## WHAT IS ASKED
Copy each line exactly. Leave nothing out.

::::::::

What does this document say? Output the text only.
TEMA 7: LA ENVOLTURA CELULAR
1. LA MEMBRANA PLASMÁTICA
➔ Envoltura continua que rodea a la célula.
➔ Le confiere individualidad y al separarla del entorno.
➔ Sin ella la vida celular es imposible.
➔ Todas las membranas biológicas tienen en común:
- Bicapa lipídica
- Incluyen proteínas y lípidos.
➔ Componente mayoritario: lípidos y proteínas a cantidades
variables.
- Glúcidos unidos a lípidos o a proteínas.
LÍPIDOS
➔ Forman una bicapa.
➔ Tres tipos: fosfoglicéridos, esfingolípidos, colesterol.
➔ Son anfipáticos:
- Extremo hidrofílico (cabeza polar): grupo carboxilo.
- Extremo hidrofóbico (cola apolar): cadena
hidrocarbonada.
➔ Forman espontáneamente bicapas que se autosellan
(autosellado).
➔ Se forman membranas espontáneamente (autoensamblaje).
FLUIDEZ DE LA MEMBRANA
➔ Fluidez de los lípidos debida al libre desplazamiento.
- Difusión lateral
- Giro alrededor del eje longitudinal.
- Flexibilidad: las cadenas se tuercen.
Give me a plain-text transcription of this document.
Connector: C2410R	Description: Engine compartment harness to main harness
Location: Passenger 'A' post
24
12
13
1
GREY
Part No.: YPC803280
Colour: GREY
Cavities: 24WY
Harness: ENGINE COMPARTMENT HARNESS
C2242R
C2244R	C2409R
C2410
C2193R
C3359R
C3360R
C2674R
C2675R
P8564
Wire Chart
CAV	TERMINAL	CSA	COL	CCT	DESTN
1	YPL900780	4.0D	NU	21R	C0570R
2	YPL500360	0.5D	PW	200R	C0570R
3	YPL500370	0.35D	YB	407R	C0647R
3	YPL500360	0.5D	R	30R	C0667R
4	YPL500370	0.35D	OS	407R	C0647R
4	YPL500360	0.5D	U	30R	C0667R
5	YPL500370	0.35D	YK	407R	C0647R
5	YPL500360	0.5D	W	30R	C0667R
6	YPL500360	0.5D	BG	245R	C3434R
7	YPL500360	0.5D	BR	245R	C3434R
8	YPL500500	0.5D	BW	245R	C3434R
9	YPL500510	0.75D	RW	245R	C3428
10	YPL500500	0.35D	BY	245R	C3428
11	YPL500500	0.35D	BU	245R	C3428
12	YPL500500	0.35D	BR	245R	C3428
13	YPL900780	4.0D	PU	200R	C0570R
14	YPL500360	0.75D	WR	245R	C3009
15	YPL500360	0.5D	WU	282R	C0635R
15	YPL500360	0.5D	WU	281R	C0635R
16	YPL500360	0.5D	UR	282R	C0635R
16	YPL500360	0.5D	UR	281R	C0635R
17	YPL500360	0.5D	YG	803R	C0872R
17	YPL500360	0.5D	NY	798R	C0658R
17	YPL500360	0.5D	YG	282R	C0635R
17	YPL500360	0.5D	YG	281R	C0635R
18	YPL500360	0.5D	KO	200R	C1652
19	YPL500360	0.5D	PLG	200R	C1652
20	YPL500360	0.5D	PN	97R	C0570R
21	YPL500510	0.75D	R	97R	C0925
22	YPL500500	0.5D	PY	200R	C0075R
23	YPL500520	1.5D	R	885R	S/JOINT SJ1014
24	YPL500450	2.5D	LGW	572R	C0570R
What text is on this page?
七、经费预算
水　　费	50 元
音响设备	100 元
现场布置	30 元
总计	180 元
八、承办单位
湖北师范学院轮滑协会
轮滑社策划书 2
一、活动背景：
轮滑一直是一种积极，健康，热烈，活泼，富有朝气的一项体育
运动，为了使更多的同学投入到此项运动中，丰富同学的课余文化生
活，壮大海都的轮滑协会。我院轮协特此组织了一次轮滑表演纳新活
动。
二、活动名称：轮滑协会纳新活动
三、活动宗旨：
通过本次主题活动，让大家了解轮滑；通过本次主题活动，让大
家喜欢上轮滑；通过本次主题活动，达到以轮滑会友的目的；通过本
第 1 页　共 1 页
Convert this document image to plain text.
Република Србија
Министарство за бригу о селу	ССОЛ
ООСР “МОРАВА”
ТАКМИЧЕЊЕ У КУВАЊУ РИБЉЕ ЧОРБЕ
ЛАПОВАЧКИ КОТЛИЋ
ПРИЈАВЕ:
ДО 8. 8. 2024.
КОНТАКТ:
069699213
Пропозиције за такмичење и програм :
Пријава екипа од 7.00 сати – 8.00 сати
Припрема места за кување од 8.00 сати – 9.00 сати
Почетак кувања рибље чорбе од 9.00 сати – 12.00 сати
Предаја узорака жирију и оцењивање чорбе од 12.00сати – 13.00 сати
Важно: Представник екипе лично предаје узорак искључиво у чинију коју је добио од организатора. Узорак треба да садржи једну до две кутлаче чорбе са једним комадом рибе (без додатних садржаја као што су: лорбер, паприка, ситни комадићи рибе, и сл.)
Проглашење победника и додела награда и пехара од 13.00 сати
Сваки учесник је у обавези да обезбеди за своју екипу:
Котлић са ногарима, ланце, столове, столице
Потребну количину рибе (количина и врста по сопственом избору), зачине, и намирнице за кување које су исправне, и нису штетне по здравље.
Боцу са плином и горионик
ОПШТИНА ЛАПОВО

::::::::

## THE SOLUTION
What does this document say? Output the text only.
TEMA 7: LA ENVOLTURA CELULAR
1. LA MEMBRANA PLASMÁTICA
➔ Envoltura continua que rodea a la célula.
➔ Le confiere individualidad y al separarla del entorno.
➔ Sin ella la vida celular es imposible.
➔ Todas las membranas biológicas tienen en común:
- Bicapa lipídica
- Incluyen proteínas y lípidos.
➔ Componente mayoritario: lípidos y proteínas a cantidades
variables.
- Glúcidos unidos a lípidos o a proteínas.
LÍPIDOS
➔ Forman una bicapa.
➔ Tres tipos: fosfoglicéridos, esfingolípidos, colesterol.
➔ Son anfipáticos:
- Extremo hidrofílico (cabeza polar): grupo carboxilo.
- Extremo hidrofóbico (cola apolar): cadena
hidrocarbonada.
➔ Forman espontáneamente bicapas que se autosellan
(autosellado).
➔ Se forman membranas espontáneamente (autoensamblaje).
FLUIDEZ DE LA MEMBRANA
➔ Fluidez de los lípidos debida al libre desplazamiento.
- Difusión lateral
- Giro alrededor del eje longitudinal.
- Flexibilidad: las cadenas se tuercen.
Give me a plain-text transcription of this document.
Connector: C2410R	Description: Engine compartment harness to main harness
Location: Passenger 'A' post
24
12
13
1
GREY
Part No.: YPC803280
Colour: GREY
Cavities: 24WY
Harness: ENGINE COMPARTMENT HARNESS
C2242R
C2244R	C2409R
C2410
C2193R
C3359R
C3360R
C2674R
C2675R
P8564
Wire Chart
CAV	TERMINAL	CSA	COL	CCT	DESTN
1	YPL900780	4.0D	NU	21R	C0570R
2	YPL500360	0.5D	PW	200R	C0570R
3	YPL500370	0.35D	YB	407R	C0647R
3	YPL500360	0.5D	R	30R	C0667R
4	YPL500370	0.35D	OS	407R	C0647R
4	YPL500360	0.5D	U	30R	C0667R
5	YPL500370	0.35D	YK	407R	C0647R
5	YPL500360	0.5D	W	30R	C0667R
6	YPL500360	0.5D	BG	245R	C3434R
7	YPL500360	0.5D	BR	245R	C3434R
8	YPL500500	0.5D	BW	245R	C3434R
9	YPL500510	0.75D	RW	245R	C3428
10	YPL500500	0.35D	BY	245R	C3428
11	YPL500500	0.35D	BU	245R	C3428
12	YPL500500	0.35D	BR	245R	C3428
13	YPL900780	4.0D	PU	200R	C0570R
14	YPL500360	0.75D	WR	245R	C3009
15	YPL500360	0.5D	WU	282R	C0635R
15	YPL500360	0.5D	WU	281R	C0635R
16	YPL500360	0.5D	UR	282R	C0635R
16	YPL500360	0.5D	UR	281R	C0635R
17	YPL500360	0.5D	YG	803R	C0872R
17	YPL500360	0.5D	NY	798R	C0658R
17	YPL500360	0.5D	YG	282R	C0635R
17	YPL500360	0.5D	YG	281R	C0635R
18	YPL500360	0.5D	KO	200R	C1652
19	YPL500360	0.5D	PLG	200R	C1652
20	YPL500360	0.5D	PN	97R	C0570R
21	YPL500510	0.75D	R	97R	C0925
22	YPL500500	0.5D	PY	200R	C0075R
23	YPL500520	1.5D	R	885R	S/JOINT SJ1014
24	YPL500450	2.5D	LGW	572R	C0570R
What text is on this page?
七、经费预算
水　　费	50 元
音响设备	100 元
现场布置	30 元
总计	180 元
八、承办单位
湖北师范学院轮滑协会
轮滑社策划书 2
一、活动背景：
轮滑一直是一种积极，健康，热烈，活泼，富有朝气的一项体育
运动，为了使更多的同学投入到此项运动中，丰富同学的课余文化生
活，壮大海都的轮滑协会。我院轮协特此组织了一次轮滑表演纳新活
动。
二、活动名称：轮滑协会纳新活动
三、活动宗旨：
通过本次主题活动，让大家了解轮滑；通过本次主题活动，让大
家喜欢上轮滑；通过本次主题活动，达到以轮滑会友的目的；通过本
第 1 页　共 1 页
Convert this document image to plain text.
Република Србија
Министарство за бригу о селу	ССОЛ
ООСР “МОРАВА”
ТАКМИЧЕЊЕ У КУВАЊУ РИБЉЕ ЧОРБЕ
ЛАПОВАЧКИ КОТЛИЋ
ПРИЈАВЕ:
ДО 8. 8. 2024.
КОНТАКТ:
069699213
Пропозиције за такмичење и програм :
Пријава екипа од 7.00 сати – 8.00 сати
Припрема места за кување од 8.00 сати – 9.00 сати
Почетак кувања рибље чорбе од 9.00 сати – 12.00 сати
Предаја узорака жирију и оцењивање чорбе од 12.00сати – 13.00 сати
Важно: Представник екипе лично предаје узорак искључиво у чинију коју је добио од организатора. Узорак треба да садржи једну до две кутлаче чорбе са једним комадом рибе (без додатних садржаја као што су: лорбер, паприка, ситни комадићи рибе, и сл.)
Проглашење победника и додела награда и пехара од 13.00 сати
Сваки учесник је у обавези да обезбеди за своју екипу:
Котлић са ногарима, ланце, столове, столице
Потребну количину рибе (количина и врста по сопственом избору), зачине, и намирнице за кување које су исправне, и нису штетне по здравље.
Боцу са плином и горионик
ОПШТИНА ЛАПОВО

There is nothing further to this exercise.